YOUR INSTRUCTIONS:
Scan the data below. Pull out each line where "Indemnisation" occurs.

----- EXERCISE INPUTS

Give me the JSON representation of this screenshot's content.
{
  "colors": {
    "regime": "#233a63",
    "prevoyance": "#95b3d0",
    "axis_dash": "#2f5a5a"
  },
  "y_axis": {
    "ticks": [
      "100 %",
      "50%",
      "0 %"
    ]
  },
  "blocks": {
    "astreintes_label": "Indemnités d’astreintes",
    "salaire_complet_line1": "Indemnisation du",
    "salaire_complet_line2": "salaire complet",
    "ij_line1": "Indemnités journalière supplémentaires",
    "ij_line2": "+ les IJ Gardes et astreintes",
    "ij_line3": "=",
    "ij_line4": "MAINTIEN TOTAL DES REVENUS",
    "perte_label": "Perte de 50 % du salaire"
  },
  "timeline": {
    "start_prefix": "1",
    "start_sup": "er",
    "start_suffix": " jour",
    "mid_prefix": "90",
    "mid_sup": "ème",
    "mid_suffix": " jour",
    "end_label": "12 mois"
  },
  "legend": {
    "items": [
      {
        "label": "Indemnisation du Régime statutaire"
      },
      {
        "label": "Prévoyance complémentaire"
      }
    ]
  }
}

----------

ANSWER TO THE TASK:
    "salaire_complet_line1": "Indemnisation du",
        "label": "Indemnisation du Régime statutaire"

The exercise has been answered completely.